> _Directions_: Identify and copy all lines of the material where the string "help" is found.

· · · · · · ·

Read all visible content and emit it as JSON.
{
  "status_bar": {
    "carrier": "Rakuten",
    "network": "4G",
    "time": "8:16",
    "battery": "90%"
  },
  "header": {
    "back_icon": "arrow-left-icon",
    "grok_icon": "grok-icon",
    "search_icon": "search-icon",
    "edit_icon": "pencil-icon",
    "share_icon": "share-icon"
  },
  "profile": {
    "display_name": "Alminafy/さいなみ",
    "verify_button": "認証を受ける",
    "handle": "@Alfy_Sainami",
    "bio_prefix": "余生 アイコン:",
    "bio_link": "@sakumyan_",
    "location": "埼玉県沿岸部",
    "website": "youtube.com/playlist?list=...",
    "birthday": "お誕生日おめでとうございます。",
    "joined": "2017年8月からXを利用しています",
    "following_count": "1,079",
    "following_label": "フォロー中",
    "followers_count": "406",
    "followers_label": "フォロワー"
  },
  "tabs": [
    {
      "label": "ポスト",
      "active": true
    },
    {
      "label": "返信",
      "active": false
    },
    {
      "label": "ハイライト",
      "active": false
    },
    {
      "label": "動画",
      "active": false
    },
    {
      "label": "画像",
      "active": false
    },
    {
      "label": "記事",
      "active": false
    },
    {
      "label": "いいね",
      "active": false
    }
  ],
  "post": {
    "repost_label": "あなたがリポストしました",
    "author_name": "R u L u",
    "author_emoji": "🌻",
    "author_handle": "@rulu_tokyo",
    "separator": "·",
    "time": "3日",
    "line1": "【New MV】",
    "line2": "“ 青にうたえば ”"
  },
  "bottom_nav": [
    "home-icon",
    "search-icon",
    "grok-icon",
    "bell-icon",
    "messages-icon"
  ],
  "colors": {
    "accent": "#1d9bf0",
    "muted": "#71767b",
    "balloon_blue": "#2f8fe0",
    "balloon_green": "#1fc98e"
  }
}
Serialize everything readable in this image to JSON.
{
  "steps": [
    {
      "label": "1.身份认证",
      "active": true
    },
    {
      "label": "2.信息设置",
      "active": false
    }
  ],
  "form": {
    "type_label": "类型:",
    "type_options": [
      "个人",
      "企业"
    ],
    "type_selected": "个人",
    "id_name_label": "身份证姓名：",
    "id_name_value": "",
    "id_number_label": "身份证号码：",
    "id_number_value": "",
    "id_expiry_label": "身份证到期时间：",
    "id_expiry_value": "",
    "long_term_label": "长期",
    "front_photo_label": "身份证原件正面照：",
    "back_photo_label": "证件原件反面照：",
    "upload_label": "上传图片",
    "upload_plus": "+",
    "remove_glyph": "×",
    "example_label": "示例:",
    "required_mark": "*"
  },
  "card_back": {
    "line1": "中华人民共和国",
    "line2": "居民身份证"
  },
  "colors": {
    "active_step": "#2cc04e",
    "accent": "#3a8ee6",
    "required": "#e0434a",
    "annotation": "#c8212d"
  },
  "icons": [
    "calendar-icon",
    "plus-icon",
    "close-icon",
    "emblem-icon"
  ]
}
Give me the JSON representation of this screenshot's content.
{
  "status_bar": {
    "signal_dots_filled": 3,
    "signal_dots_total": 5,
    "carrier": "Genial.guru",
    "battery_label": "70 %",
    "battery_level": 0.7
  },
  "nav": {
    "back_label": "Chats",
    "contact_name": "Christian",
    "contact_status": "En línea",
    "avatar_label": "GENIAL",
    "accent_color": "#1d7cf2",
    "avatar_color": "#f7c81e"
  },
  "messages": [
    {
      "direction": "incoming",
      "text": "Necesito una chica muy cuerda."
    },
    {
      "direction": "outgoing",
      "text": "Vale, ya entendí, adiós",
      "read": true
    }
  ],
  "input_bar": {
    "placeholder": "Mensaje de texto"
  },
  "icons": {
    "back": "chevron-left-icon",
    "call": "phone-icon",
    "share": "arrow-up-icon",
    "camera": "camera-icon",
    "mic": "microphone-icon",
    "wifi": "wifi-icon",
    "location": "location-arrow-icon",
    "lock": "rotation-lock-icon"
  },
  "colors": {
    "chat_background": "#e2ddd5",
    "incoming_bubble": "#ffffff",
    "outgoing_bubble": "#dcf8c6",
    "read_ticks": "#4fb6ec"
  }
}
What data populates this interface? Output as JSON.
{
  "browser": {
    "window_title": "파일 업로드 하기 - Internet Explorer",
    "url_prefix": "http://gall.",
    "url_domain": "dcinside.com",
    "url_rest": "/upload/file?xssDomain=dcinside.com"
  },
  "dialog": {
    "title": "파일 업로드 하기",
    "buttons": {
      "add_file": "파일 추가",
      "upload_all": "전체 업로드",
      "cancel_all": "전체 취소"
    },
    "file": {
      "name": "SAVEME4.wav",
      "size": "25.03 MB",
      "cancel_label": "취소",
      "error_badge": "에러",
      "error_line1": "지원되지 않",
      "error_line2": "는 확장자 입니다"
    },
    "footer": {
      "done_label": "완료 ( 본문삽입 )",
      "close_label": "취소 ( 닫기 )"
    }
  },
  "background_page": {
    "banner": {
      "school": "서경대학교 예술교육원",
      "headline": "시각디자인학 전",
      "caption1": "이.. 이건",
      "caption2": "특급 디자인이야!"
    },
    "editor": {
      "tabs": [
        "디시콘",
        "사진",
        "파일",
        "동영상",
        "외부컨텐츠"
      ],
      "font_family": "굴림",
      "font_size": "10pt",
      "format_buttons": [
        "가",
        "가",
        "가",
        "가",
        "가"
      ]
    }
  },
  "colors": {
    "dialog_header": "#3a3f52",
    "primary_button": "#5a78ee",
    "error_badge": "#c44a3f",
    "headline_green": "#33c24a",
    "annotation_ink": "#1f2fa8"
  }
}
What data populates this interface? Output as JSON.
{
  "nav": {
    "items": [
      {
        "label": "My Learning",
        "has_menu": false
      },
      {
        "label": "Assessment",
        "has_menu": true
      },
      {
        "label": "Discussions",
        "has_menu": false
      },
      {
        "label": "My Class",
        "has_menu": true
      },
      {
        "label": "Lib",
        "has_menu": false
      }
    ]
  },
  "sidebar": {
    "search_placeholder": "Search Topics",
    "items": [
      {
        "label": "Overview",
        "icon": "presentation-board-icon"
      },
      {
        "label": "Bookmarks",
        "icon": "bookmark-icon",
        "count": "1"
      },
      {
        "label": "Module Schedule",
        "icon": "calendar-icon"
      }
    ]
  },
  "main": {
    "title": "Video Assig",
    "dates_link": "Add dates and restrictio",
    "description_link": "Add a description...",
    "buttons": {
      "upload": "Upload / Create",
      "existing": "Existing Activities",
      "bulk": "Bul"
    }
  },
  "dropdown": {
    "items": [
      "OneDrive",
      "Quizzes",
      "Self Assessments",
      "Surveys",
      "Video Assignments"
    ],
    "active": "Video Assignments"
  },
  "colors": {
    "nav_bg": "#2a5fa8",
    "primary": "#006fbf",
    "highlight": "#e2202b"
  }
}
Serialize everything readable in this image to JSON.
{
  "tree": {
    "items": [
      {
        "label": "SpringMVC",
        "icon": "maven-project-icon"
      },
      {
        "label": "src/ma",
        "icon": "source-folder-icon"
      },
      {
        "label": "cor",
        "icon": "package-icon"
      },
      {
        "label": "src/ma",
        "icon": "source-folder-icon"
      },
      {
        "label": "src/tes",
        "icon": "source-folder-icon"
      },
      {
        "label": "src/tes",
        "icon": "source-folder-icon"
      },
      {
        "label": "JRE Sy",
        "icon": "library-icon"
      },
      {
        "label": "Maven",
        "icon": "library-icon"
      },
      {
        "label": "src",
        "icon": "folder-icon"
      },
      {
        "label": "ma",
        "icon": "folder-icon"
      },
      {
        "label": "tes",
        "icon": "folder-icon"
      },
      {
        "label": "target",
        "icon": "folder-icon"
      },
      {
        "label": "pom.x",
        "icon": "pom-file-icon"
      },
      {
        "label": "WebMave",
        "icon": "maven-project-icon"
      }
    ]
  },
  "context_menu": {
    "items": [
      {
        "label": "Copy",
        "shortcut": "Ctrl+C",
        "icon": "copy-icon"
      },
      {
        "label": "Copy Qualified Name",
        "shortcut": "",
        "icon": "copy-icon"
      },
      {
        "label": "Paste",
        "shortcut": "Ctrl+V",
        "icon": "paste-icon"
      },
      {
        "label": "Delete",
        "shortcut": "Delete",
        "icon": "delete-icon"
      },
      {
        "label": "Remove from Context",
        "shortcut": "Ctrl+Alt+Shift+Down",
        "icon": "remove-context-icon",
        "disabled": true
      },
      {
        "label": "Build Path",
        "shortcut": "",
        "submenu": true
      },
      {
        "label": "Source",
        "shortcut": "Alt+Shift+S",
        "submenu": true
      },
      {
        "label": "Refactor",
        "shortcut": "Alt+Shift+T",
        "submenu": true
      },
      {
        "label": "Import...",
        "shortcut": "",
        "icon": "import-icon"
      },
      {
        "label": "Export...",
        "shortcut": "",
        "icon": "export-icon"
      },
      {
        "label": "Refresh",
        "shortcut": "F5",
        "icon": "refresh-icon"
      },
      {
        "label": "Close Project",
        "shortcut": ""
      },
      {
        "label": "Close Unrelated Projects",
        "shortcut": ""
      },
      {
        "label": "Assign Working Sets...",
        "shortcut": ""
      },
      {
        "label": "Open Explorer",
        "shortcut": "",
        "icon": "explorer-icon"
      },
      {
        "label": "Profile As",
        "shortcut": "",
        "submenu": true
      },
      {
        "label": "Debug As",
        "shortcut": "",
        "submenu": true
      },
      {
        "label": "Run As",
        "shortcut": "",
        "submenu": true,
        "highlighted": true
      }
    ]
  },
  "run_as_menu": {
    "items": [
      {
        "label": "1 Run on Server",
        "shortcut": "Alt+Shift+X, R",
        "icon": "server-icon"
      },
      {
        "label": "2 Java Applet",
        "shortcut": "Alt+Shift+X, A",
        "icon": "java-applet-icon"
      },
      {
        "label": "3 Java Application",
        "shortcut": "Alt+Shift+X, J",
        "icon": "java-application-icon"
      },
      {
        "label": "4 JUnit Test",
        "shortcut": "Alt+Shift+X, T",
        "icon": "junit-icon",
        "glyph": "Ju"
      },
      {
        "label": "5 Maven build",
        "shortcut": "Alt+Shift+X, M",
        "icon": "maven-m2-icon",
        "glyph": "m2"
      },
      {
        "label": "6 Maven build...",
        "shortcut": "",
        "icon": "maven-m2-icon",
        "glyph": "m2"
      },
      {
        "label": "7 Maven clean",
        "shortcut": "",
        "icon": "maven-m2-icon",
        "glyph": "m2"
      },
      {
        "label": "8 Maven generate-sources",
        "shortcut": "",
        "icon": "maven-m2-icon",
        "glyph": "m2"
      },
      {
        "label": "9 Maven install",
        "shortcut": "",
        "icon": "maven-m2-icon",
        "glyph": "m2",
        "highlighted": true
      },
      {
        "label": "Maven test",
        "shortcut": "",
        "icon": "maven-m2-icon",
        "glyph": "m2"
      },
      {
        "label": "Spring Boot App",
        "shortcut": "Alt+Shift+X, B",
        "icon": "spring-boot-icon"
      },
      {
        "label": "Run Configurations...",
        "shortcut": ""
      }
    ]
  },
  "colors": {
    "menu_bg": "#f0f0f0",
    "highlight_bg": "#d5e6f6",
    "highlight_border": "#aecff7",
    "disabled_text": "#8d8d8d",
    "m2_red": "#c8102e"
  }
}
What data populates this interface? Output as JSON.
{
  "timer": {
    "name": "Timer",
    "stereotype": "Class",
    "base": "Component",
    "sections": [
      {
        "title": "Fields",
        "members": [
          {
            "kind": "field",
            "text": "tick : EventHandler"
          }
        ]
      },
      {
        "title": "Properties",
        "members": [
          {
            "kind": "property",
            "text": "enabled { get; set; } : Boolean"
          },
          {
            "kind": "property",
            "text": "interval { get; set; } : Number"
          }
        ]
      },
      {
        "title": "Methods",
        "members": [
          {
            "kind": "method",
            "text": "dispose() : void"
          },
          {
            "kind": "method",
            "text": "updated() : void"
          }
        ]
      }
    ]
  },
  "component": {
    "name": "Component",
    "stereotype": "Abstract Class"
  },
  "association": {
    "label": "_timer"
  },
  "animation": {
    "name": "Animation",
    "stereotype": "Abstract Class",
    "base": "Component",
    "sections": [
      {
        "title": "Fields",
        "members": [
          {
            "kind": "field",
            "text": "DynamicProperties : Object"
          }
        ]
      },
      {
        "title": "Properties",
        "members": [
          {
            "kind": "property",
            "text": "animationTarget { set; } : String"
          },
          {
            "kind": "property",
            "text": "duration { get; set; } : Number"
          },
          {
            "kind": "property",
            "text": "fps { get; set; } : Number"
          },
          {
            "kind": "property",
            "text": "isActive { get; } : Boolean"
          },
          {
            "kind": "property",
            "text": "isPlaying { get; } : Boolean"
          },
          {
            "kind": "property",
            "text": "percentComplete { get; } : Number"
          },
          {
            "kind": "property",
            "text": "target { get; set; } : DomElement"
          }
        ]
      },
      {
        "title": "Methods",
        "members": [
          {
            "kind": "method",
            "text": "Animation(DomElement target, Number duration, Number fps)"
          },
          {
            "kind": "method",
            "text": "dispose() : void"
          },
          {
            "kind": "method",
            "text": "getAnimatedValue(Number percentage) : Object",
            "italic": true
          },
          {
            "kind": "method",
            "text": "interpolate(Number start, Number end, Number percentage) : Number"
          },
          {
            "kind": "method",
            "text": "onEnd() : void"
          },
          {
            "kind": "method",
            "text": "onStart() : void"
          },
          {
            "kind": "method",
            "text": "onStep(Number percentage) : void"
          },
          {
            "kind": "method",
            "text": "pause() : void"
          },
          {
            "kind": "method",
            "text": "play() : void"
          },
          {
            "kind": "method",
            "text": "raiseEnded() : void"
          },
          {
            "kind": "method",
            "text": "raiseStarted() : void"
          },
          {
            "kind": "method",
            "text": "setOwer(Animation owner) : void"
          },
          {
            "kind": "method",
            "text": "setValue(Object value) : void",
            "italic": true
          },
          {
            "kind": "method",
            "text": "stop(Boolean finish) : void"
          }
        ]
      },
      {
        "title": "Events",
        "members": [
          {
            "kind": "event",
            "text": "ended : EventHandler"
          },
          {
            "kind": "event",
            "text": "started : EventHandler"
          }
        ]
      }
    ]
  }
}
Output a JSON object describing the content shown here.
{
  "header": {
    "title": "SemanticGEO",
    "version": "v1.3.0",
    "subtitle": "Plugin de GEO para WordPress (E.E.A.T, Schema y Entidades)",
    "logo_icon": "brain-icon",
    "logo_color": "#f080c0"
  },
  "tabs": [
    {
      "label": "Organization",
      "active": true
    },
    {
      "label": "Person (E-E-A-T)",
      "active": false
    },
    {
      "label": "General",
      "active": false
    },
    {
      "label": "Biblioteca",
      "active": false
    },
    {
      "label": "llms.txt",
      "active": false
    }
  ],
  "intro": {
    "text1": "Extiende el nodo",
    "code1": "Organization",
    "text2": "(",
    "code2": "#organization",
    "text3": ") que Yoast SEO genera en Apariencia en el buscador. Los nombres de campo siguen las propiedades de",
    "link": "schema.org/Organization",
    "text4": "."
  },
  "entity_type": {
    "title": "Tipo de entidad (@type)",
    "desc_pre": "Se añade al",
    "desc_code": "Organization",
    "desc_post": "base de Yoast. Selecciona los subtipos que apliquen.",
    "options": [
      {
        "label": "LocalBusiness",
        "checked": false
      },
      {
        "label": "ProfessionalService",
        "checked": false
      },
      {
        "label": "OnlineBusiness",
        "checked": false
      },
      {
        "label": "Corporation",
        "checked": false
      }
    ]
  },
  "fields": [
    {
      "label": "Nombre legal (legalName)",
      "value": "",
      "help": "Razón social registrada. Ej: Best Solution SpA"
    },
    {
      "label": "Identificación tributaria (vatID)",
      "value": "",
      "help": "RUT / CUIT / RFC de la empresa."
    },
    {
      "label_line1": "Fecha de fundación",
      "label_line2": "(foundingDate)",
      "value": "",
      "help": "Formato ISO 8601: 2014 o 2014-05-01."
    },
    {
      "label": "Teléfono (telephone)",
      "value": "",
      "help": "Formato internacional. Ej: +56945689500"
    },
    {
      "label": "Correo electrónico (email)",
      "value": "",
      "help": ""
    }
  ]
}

· · · · · · ·

> _Exercise result_:
      "help": "Razón social registrada. Ej: Best Solution SpA"
      "help": "RUT / CUIT / RFC de la empresa."
      "help": "Formato ISO 8601: 2014 o 2014-05-01."
      "help": "Formato internacional. Ej: +56945689500"
      "help": ""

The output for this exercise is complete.